Start of RECORDS SHOWN
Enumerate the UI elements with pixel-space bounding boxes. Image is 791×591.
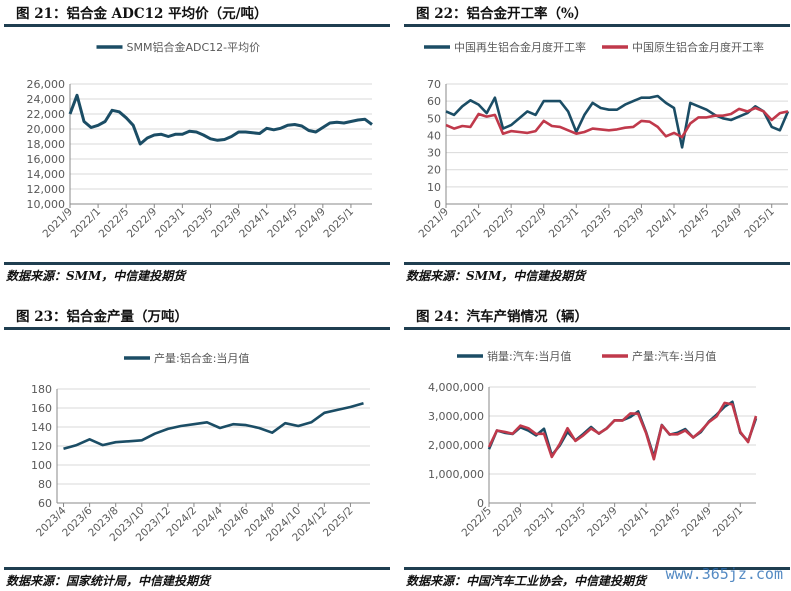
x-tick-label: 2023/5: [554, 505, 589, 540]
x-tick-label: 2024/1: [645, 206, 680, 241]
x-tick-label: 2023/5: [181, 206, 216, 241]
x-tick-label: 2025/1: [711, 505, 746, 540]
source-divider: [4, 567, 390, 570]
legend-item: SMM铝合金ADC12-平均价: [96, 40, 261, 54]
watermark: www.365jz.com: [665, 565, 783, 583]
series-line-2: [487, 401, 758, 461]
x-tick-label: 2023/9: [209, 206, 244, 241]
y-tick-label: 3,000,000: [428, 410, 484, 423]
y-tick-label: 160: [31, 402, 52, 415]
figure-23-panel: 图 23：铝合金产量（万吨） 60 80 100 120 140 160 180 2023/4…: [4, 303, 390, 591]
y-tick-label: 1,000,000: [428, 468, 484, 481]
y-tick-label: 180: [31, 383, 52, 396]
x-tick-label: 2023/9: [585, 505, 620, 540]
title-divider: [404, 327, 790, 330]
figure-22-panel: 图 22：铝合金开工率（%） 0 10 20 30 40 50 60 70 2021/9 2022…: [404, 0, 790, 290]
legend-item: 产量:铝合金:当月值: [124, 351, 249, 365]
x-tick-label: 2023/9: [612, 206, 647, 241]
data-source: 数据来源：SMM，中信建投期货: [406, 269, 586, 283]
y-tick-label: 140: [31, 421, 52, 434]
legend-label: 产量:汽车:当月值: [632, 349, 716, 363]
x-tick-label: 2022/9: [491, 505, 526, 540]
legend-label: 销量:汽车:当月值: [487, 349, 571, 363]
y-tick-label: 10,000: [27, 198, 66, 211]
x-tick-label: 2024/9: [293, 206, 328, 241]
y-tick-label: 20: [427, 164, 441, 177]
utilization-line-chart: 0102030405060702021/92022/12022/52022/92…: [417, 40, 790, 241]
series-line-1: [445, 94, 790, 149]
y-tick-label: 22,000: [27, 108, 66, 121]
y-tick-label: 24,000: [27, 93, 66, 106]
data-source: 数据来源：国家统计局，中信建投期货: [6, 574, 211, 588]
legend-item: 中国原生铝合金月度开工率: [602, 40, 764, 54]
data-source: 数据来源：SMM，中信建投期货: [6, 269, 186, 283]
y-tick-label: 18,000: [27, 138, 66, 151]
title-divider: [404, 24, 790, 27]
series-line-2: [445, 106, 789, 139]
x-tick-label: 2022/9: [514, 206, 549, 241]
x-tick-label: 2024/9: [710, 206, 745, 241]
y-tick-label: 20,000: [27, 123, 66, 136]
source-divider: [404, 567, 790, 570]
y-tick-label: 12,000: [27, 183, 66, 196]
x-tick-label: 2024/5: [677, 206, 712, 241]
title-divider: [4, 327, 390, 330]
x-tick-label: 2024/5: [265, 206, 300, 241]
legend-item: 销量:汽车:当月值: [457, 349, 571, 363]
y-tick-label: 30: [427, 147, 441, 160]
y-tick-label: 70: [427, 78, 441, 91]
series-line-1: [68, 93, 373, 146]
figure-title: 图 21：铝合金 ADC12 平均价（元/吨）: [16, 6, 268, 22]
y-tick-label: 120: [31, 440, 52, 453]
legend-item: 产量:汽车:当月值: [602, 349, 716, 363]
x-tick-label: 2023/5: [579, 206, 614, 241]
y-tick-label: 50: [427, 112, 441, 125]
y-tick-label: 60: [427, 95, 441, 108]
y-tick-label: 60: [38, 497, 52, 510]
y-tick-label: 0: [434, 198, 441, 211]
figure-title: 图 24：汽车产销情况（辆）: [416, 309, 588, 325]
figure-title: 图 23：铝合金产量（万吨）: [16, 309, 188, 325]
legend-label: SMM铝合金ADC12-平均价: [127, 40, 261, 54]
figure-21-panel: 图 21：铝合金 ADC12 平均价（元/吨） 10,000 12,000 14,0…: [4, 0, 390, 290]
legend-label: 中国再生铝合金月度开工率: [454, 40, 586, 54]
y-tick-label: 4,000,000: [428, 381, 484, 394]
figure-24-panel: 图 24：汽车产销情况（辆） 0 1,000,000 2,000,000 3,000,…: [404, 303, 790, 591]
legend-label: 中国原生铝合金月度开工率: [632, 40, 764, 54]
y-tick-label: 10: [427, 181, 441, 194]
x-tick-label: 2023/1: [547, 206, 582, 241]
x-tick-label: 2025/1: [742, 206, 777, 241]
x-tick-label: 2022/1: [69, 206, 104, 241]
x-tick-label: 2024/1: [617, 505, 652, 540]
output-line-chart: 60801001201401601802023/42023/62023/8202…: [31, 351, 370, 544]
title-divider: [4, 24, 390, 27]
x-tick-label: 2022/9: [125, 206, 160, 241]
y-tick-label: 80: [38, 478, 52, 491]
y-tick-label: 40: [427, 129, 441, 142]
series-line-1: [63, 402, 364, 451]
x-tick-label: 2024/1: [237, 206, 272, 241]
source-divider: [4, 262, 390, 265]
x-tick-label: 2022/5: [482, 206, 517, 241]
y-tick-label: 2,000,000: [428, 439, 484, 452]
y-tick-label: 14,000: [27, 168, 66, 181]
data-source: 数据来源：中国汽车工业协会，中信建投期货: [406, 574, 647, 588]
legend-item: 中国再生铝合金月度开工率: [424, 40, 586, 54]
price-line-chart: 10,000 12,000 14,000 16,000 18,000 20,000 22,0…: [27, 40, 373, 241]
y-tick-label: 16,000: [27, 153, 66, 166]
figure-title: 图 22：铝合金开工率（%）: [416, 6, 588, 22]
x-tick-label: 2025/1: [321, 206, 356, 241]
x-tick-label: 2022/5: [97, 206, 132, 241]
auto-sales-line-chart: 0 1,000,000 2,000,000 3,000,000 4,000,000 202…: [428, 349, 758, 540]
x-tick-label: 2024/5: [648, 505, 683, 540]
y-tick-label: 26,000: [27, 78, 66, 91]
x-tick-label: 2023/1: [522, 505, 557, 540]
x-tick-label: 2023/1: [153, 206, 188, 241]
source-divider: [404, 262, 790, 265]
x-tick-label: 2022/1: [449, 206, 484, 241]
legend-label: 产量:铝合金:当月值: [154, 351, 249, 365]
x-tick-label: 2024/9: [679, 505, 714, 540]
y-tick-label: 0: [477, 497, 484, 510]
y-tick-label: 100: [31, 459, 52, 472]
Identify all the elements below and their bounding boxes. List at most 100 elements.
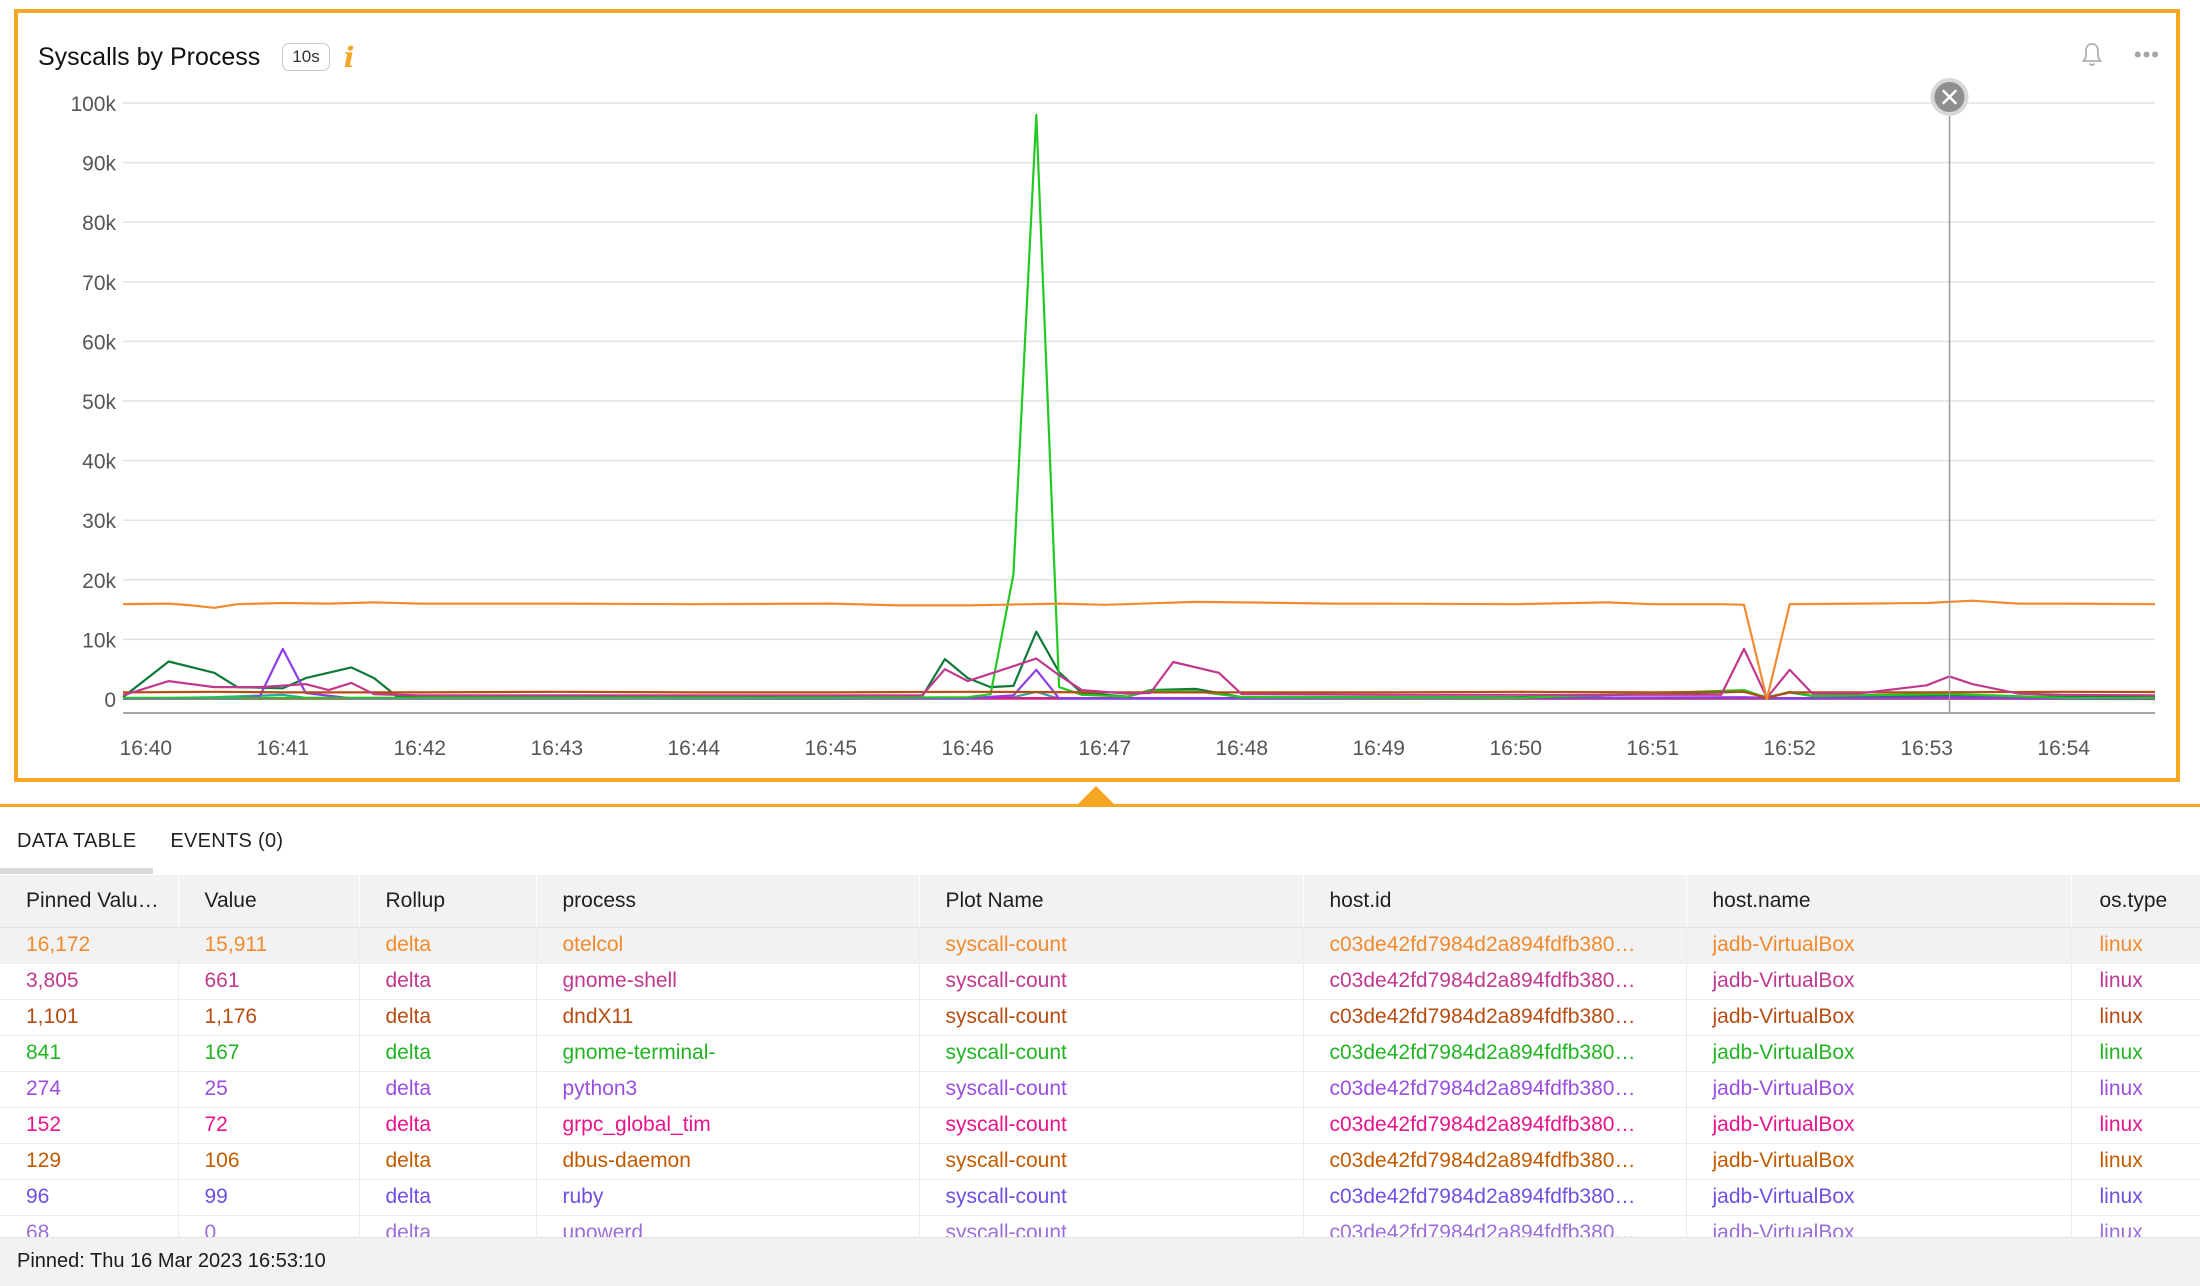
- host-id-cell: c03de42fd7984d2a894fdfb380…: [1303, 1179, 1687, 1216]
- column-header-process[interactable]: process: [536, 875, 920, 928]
End of RECORDS SHOWN
-- YOUR TASK --
Reproduce every line of the records above verbatim, leaving out the pictures.

-- REPLY --
Enumerate the UI elements with pixel-space bounding boxes. Image is 791×591.
x-tick-label: 2023/5: [554, 505, 589, 540]
x-tick-label: 2024/1: [645, 206, 680, 241]
x-tick-label: 2023/5: [181, 206, 216, 241]
x-tick-label: 2025/1: [711, 505, 746, 540]
source-divider: [4, 567, 390, 570]
legend-item: SMM铝合金ADC12-平均价: [96, 40, 261, 54]
watermark: www.365jz.com: [665, 565, 783, 583]
series-line-2: [487, 401, 758, 461]
x-tick-label: 2023/9: [209, 206, 244, 241]
y-tick-label: 3,000,000: [428, 410, 484, 423]
y-tick-label: 160: [31, 402, 52, 415]
figure-23-panel: 图 23：铝合金产量（万吨） 60 80 100 120 140 160 180 2023/4…: [4, 303, 390, 591]
y-tick-label: 1,000,000: [428, 468, 484, 481]
y-tick-label: 180: [31, 383, 52, 396]
x-tick-label: 2023/9: [585, 505, 620, 540]
title-divider: [404, 327, 790, 330]
figure-22-panel: 图 22：铝合金开工率（%） 0 10 20 30 40 50 60 70 2021/9 2022…: [404, 0, 790, 290]
legend-item: 产量:铝合金:当月值: [124, 351, 249, 365]
x-tick-label: 2023/9: [612, 206, 647, 241]
data-source: 数据来源：SMM，中信建投期货: [406, 269, 586, 283]
y-tick-label: 140: [31, 421, 52, 434]
legend-label: 产量:汽车:当月值: [632, 349, 716, 363]
x-tick-label: 2022/9: [491, 505, 526, 540]
legend-label: 销量:汽车:当月值: [487, 349, 571, 363]
y-tick-label: 10,000: [27, 198, 66, 211]
x-tick-label: 2024/9: [293, 206, 328, 241]
y-tick-label: 20: [427, 164, 441, 177]
utilization-line-chart: 0102030405060702021/92022/12022/52022/92…: [417, 40, 790, 241]
series-line-1: [445, 94, 790, 149]
y-tick-label: 22,000: [27, 108, 66, 121]
y-tick-label: 24,000: [27, 93, 66, 106]
data-source: 数据来源：国家统计局，中信建投期货: [6, 574, 211, 588]
legend-item: 中国原生铝合金月度开工率: [602, 40, 764, 54]
data-source: 数据来源：SMM，中信建投期货: [6, 269, 186, 283]
y-tick-label: 18,000: [27, 138, 66, 151]
title-divider: [404, 24, 790, 27]
series-line-2: [445, 106, 789, 139]
x-tick-label: 2022/9: [514, 206, 549, 241]
x-tick-label: 2024/9: [710, 206, 745, 241]
y-tick-label: 20,000: [27, 123, 66, 136]
source-divider: [404, 567, 790, 570]
y-tick-label: 12,000: [27, 183, 66, 196]
x-tick-label: 2024/5: [677, 206, 712, 241]
title-divider: [4, 327, 390, 330]
x-tick-label: 2024/5: [265, 206, 300, 241]
legend-item: 销量:汽车:当月值: [457, 349, 571, 363]
y-tick-label: 30: [427, 147, 441, 160]
y-tick-label: 70: [427, 78, 441, 91]
series-line-1: [68, 93, 373, 146]
figure-title: 图 21：铝合金 ADC12 平均价（元/吨）: [16, 6, 268, 22]
y-tick-label: 120: [31, 440, 52, 453]
legend-item: 产量:汽车:当月值: [602, 349, 716, 363]
x-tick-label: 2023/5: [579, 206, 614, 241]
y-tick-label: 50: [427, 112, 441, 125]
y-tick-label: 60: [427, 95, 441, 108]
y-tick-label: 60: [38, 497, 52, 510]
y-tick-label: 0: [434, 198, 441, 211]
figure-title: 图 24：汽车产销情况（辆）: [416, 309, 588, 325]
figure-title: 图 23：铝合金产量（万吨）: [16, 309, 188, 325]
legend-label: SMM铝合金ADC12-平均价: [127, 40, 261, 54]
figure-21-panel: 图 21：铝合金 ADC12 平均价（元/吨） 10,000 12,000 14,0…: [4, 0, 390, 290]
legend-label: 中国再生铝合金月度开工率: [454, 40, 586, 54]
y-tick-label: 4,000,000: [428, 381, 484, 394]
figure-24-panel: 图 24：汽车产销情况（辆） 0 1,000,000 2,000,000 3,000,…: [404, 303, 790, 591]
legend-label: 中国原生铝合金月度开工率: [632, 40, 764, 54]
y-tick-label: 10: [427, 181, 441, 194]
x-tick-label: 2023/1: [547, 206, 582, 241]
x-tick-label: 2025/1: [742, 206, 777, 241]
x-tick-label: 2022/1: [69, 206, 104, 241]
x-tick-label: 2024/1: [617, 505, 652, 540]
output-line-chart: 60801001201401601802023/42023/62023/8202…: [31, 351, 370, 544]
title-divider: [4, 24, 390, 27]
x-tick-label: 2022/9: [125, 206, 160, 241]
y-tick-label: 80: [38, 478, 52, 491]
y-tick-label: 40: [427, 129, 441, 142]
series-line-1: [63, 402, 364, 451]
x-tick-label: 2024/1: [237, 206, 272, 241]
source-divider: [4, 262, 390, 265]
x-tick-label: 2022/5: [482, 206, 517, 241]
y-tick-label: 2,000,000: [428, 439, 484, 452]
y-tick-label: 14,000: [27, 168, 66, 181]
data-source: 数据来源：中国汽车工业协会，中信建投期货: [406, 574, 647, 588]
legend-item: 中国再生铝合金月度开工率: [424, 40, 586, 54]
price-line-chart: 10,000 12,000 14,000 16,000 18,000 20,000 22,0…: [27, 40, 373, 241]
y-tick-label: 16,000: [27, 153, 66, 166]
figure-title: 图 22：铝合金开工率（%）: [416, 6, 588, 22]
x-tick-label: 2025/1: [321, 206, 356, 241]
x-tick-label: 2022/5: [97, 206, 132, 241]
auto-sales-line-chart: 0 1,000,000 2,000,000 3,000,000 4,000,000 202…: [428, 349, 758, 540]
x-tick-label: 2024/5: [648, 505, 683, 540]
y-tick-label: 26,000: [27, 78, 66, 91]
x-tick-label: 2023/1: [522, 505, 557, 540]
x-tick-label: 2023/1: [153, 206, 188, 241]
source-divider: [404, 262, 790, 265]
x-tick-label: 2022/1: [449, 206, 484, 241]
legend-label: 产量:铝合金:当月值: [154, 351, 249, 365]
x-tick-label: 2024/9: [679, 505, 714, 540]
y-tick-label: 0: [477, 497, 484, 510]
y-tick-label: 100: [31, 459, 52, 472]
Identify all the elements below and their bounding boxes. List at most 100 elements.
- host-id-cell: c03de42fd7984d2a894fdfb380…: [1303, 1179, 1687, 1216]
- column-header-process[interactable]: process: [536, 875, 920, 928]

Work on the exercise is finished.